> [Your task]
Give the listing again character for character, but drop the images.

> [Record excerpts]
◆ ◆ ◆ ◆ ◆ ◆ ◆

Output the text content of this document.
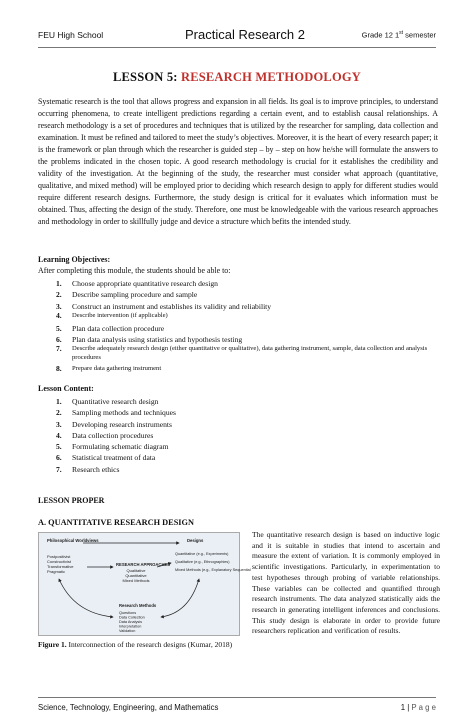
FEU High School	Practical Research 2	Grade 12 1st semester
LESSON 5: RESEARCH METHODOLOGY

Systematic research is the tool that allows progress and expansion in all fields. Its goal is to improve principles, to understand occurring phenomena, to create intelligent predictions regarding a certain event, and to establish causal relationships. A research methodology is a set of procedures and techniques that is utilized by the researcher for sampling, data collection and examination. It must be refined and tailored to meet the study’s objectives. Moreover, it is the heart of every research paper; it is the framework or plan through which the researcher is guided step – by – step on how he/she will formulate the answers to the problems indicated in the chosen topic. A good research methodology is crucial for it establishes the credibility and validity of the investigation. At the beginning of the study, the researcher must consider what approach (quantitative, qualitative, and mixed method) will be employed prior to deciding which research design to apply for different studies would require different research designs. Furthermore, the study design is critical for it evaluates which information must be obtained. Thus, affecting the design of the study. Therefore, one must be knowledgeable with the various research approaches and methodology in order to skillfully judge and device a structure which befits the intended study.

Learning Objectives:
After completing this module, the students should be able to:
1. Choose appropriate quantitative research design
2. Describe sampling procedure and sample
3. Construct an instrument and establishes its validity and reliability
4. Describe intervention (if applicable)
5. Plan data collection procedure
6. Plan data analysis using statistics and hypothesis testing
7. Describe adequately research design (either quantitative or qualitative), data gathering instrument, sample, data collection and analysis procedures
8. Prepare data gathering instrument
Lesson Content:
1. Quantitative research design
2. Sampling methods and techniques
3. Developing research instruments
4. Data collection procedures
5. Formulating schematic diagram
6. Statistical treatment of data
7. Research ethics
LESSON PROPER
A. QUANTITATIVE RESEARCH DESIGN
Philosophical Worldviews
Postpositivist
Constructivist
Transformative
Pragmatic
RESEARCH APPROACHES
Qualitative
Quantitative
Mixed Methods
Designs
Quantitative (e.g., Experiments)
Qualitative (e.g., Ethnographies)
Mixed Methods (e.g., Explanatory Sequential
Research Methods
Questions
Data Collection
Data Analysis
Interpretation
Validation
Figure 1. Interconnection of the research designs (Kumar, 2018)

The quantitative research design is based on inductive logic and it is suitable in studies that intend to ascertain and measure the extent of variation. It is commonly employed in scientific investigations. Particularly, in experimentation to test hypotheses through probing of variable relationships. These variables can be collected and quantified through research instruments. The data analyzed statistically aids the research in generating intelligent inferences and conclusions. This study design is elaborate in order to provide future researchers replication and verification of results.

Science, Technology, Engineering, and Mathematics	1 | P a g e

◆ ◆ ◆ ◆ ◆ ◆ ◆

> [Worked solution]
Output the text content of this document.
FEU High School	Practical Research 2	Grade 12 1st semester
LESSON 5: RESEARCH METHODOLOGY

Systematic research is the tool that allows progress and expansion in all fields. Its goal is to improve principles, to understand occurring phenomena, to create intelligent predictions regarding a certain event, and to establish causal relationships. A research methodology is a set of procedures and techniques that is utilized by the researcher for sampling, data collection and examination. It must be refined and tailored to meet the study’s objectives. Moreover, it is the heart of every research paper; it is the framework or plan through which the researcher is guided step – by – step on how he/she will formulate the answers to the problems indicated in the chosen topic. A good research methodology is crucial for it establishes the credibility and validity of the investigation. At the beginning of the study, the researcher must consider what approach (quantitative, qualitative, and mixed method) will be employed prior to deciding which research design to apply for different studies would require different research designs. Furthermore, the study design is critical for it evaluates which information must be obtained. Thus, affecting the design of the study. Therefore, one must be knowledgeable with the various research approaches and methodology in order to skillfully judge and device a structure which befits the intended study.

Learning Objectives:
After completing this module, the students should be able to:
1. Choose appropriate quantitative research design
2. Describe sampling procedure and sample
3. Construct an instrument and establishes its validity and reliability
4. Describe intervention (if applicable)
5. Plan data collection procedure
6. Plan data analysis using statistics and hypothesis testing
7. Describe adequately research design (either quantitative or qualitative), data gathering instrument, sample, data collection and analysis procedures
8. Prepare data gathering instrument
Lesson Content:
1. Quantitative research design
2. Sampling methods and techniques
3. Developing research instruments
4. Data collection procedures
5. Formulating schematic diagram
6. Statistical treatment of data
7. Research ethics
LESSON PROPER
A. QUANTITATIVE RESEARCH DESIGN
Philosophical Worldviews
Postpositivist
Constructivist
Transformative
Pragmatic
RESEARCH APPROACHES
Qualitative
Quantitative
Mixed Methods
Designs
Quantitative (e.g., Experiments)
Qualitative (e.g., Ethnographies)
Mixed Methods (e.g., Explanatory Sequential
Research Methods
Questions
Data Collection
Data Analysis
Interpretation
Validation
Figure 1. Interconnection of the research designs (Kumar, 2018)

The quantitative research design is based on inductive logic and it is suitable in studies that intend to ascertain and measure the extent of variation. It is commonly employed in scientific investigations. Particularly, in experimentation to test hypotheses through probing of variable relationships. These variables can be collected and quantified through research instruments. The data analyzed statistically aids the research in generating intelligent inferences and conclusions. This study design is elaborate in order to provide future researchers replication and verification of results.

Science, Technology, Engineering, and Mathematics	1 | P a g e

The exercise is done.